*Task inputs*.
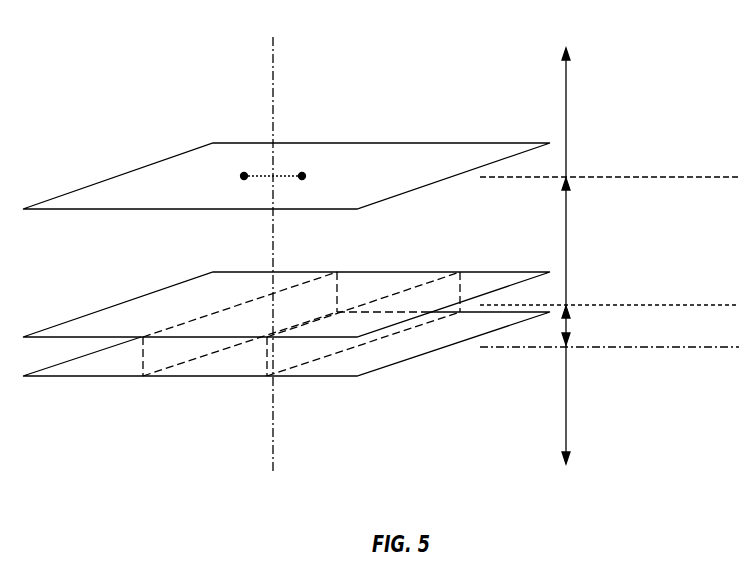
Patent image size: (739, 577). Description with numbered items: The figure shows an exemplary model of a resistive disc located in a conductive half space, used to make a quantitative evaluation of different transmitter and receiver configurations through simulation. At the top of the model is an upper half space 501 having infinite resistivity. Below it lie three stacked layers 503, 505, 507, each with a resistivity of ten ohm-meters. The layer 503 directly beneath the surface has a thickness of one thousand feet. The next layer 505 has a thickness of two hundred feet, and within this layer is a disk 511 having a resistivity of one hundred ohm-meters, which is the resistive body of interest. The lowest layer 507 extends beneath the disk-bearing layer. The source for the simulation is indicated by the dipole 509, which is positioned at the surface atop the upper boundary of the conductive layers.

The upper half space 501 is at (615, 122).
The layer 503 is at (615, 250).
The layer 505 is at (615, 336).
The layer 507 is at (615, 412).
The dipole 509 is at (255, 174).
The disk 511 is at (256, 300).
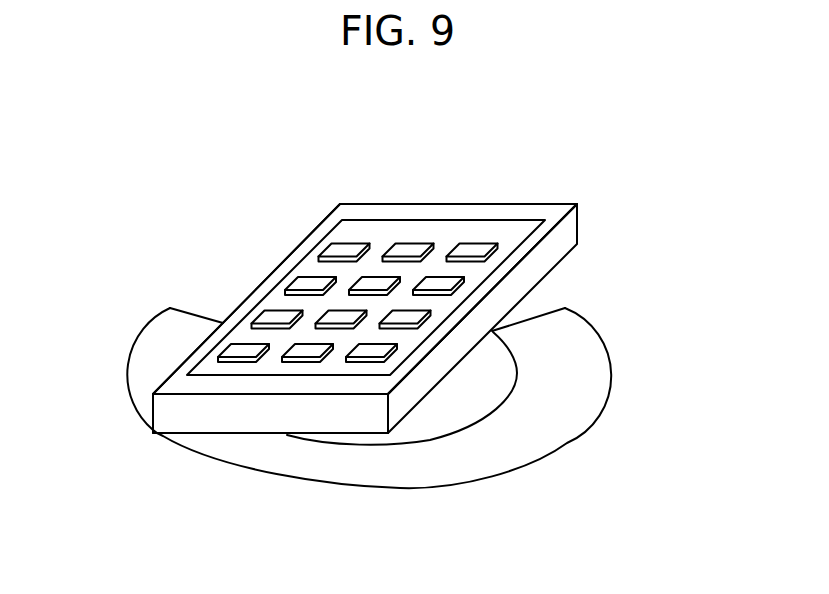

*The problem*.
Render the records, from the start through the line that contains "The dipole 509 is at (255, 174).", as a Markdown table with the columns Row and Line. Give each line its own numbered row, and omit blank lines and pictures.

*Response to this exercise*.
| Row | Line |
|---|---|
| 1 | Patent image size: (739, 577). Description with numbered items: The figure shows an exemplary model of a resistive disc located in a conductive half space, used to make a quantitative evaluation of different transmitter and receiver configurations through simulation. At the top of the model is an upper half space 501 having infinite resistivity. Below it lie three stacked layers 503, 505, 507, each with a resistivity of ten ohm-meters. The layer 503 directly beneath the surface has a thickness of one thousand feet. The next layer 505 has a thickness of two hundred feet, and within this layer is a disk 511 having a resistivity of one hundred ohm-meters, which is the resistive body of interest. The lowest layer 507 extends beneath the disk-bearing layer. The source for the simulation is indicated by the dipole 509, which is positioned at the surface atop the upper boundary of the conductive layers. |
| 2 | The upper half space 501 is at (615, 122). |
| 3 | The layer 503 is at (615, 250). |
| 4 | The layer 505 is at (615, 336). |
| 5 | The layer 507 is at (615, 412). |
| 6 | The dipole 509 is at (255, 174). |